## Tâche A
Transforme en liste JSON de chaînes, à raison d'une chaîne par ligne et sans les lignes vides, les lignes des enregistrements depuis leur début jusqu'à celle qui contient "The extending portion 120a is at (430, 537).", cette dernière incluse. Laisse les images de côté dans ta réponse.

Dans le dernier article, consacré aux fablabs professionnels, on a abordé la question des fablabs “lieux totems”. Cet article revient plus précisément sur cette catégorie. Ces lieux marquent leur environnement, et ont une renommée qui dépasse l’échelle locale. Ils jouent le rôle de porte-étendard sur la thématique visée, se positionnent comme des lieux carrefour rassemblant les différentes composantes de la filière et affichent souvent des ambitions en terme de marketing territorial. Sur son site internet, la Waag society indique d’ailleurs qu’elle cherche à « promouvoir la position d’Amsterdam en tant que centre international pour l’information, la communication et les médias ». Outre la Waag, on s’intéressera aujourd’hui au fablab Berlin, pour voir à quoi tient cette renommée et comment elle s’exprime.

## Données fournies
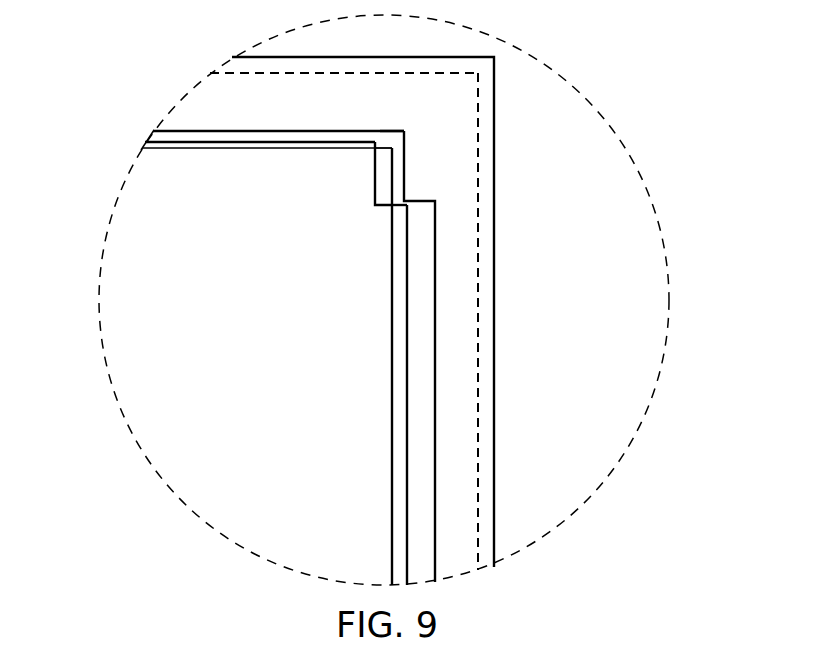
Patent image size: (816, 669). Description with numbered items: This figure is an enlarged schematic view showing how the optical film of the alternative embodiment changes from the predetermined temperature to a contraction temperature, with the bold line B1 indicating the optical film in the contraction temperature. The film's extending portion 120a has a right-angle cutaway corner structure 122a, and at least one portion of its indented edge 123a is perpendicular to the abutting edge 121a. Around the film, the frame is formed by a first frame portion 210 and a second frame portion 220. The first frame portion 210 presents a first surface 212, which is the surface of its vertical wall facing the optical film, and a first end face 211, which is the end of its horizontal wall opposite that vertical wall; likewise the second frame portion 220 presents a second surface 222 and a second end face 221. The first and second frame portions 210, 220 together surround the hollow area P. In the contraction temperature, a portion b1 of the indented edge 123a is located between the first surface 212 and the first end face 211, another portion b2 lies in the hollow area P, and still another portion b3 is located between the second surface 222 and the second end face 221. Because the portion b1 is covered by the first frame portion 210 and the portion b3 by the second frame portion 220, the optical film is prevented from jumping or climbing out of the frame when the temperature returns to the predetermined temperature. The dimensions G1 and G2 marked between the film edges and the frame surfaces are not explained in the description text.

The first frame portion 210 is at (463, 270).
The first surface 212 is at (480, 390).
The second surface 222 is at (275, 72).
The second frame portion 220 is at (205, 102).
The second end face 221 is at (183, 150).
The bold line B1 is at (260, 143).
The still another portion of the indented edge b3 is at (385, 150).
The hollow area P is at (386, 152).
The cutaway corner structure 122a is at (421, 161).
The another portion of the indented edge b2 is at (379, 196).
The indented edge 123a is at (422, 199).
The portion of the indented edge b1 is at (398, 207).
The first end face 211 is at (392, 388).
The abutting edge 121a is at (437, 485).
The extending portion 120a is at (430, 537).
The first gap G1 is at (535, 314).
The second gap G2 is at (520, 436).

## Tâche B
D'après l'extrait sur les fablabs, que la Waag society cherche-t-elle à promouvoir ?

## Bonne réponse A
[
  "Patent image size: (816, 669). Description with numbered items: This figure is an enlarged schematic view showing how the optical film of the alternative embodiment changes from the predetermined temperature to a contraction temperature, with the bold line B1 indicating the optical film in the contraction temperature. The film's extending portion 120a has a right-angle cutaway corner structure 122a, and at least one portion of its indented edge 123a is perpendicular to the abutting edge 121a. Around the film, the frame is formed by a first frame portion 210 and a second frame portion 220. The first frame portion 210 presents a first surface 212, which is the surface of its vertical wall facing the optical film, and a first end face 211, which is the end of its horizontal wall opposite that vertical wall; likewise the second frame portion 220 presents a second surface 222 and a second end face 221. The first and second frame portions 210, 220 together surround the hollow area P. In the contraction temperature, a portion b1 of the indented edge 123a is located between the first surface 212 and the first end face 211, another portion b2 lies in the hollow area P, and still another portion b3 is located between the second surface 222 and the second end face 221. Because the portion b1 is covered by the first frame portion 210 and the portion b3 by the second frame portion 220, the optical film is prevented from jumping or climbing out of the frame when the temperature returns to the predetermined temperature. The dimensions G1 and G2 marked between the film edges and the frame surfaces are not explained in the description text.",
  "The first frame portion 210 is at (463, 270).",
  "The first surface 212 is at (480, 390).",
  "The second surface 222 is at (275, 72).",
  "The second frame portion 220 is at (205, 102).",
  "The second end face 221 is at (183, 150).",
  "The bold line B1 is at (260, 143).",
  "The still another portion of the indented edge b3 is at (385, 150).",
  "The hollow area P is at (386, 152).",
  "The cutaway corner structure 122a is at (421, 161).",
  "The another portion of the indented edge b2 is at (379, 196).",
  "The indented edge 123a is at (422, 199).",
  "The portion of the indented edge b1 is at (398, 207).",
  "The first end face 211 is at (392, 388).",
  "The abutting edge 121a is at (437, 485).",
  "The extending portion 120a is at (430, 537)."
]

## Bonne réponse B
La position d'Amsterdam en tant que centre international pour l'information, la communication et les médias.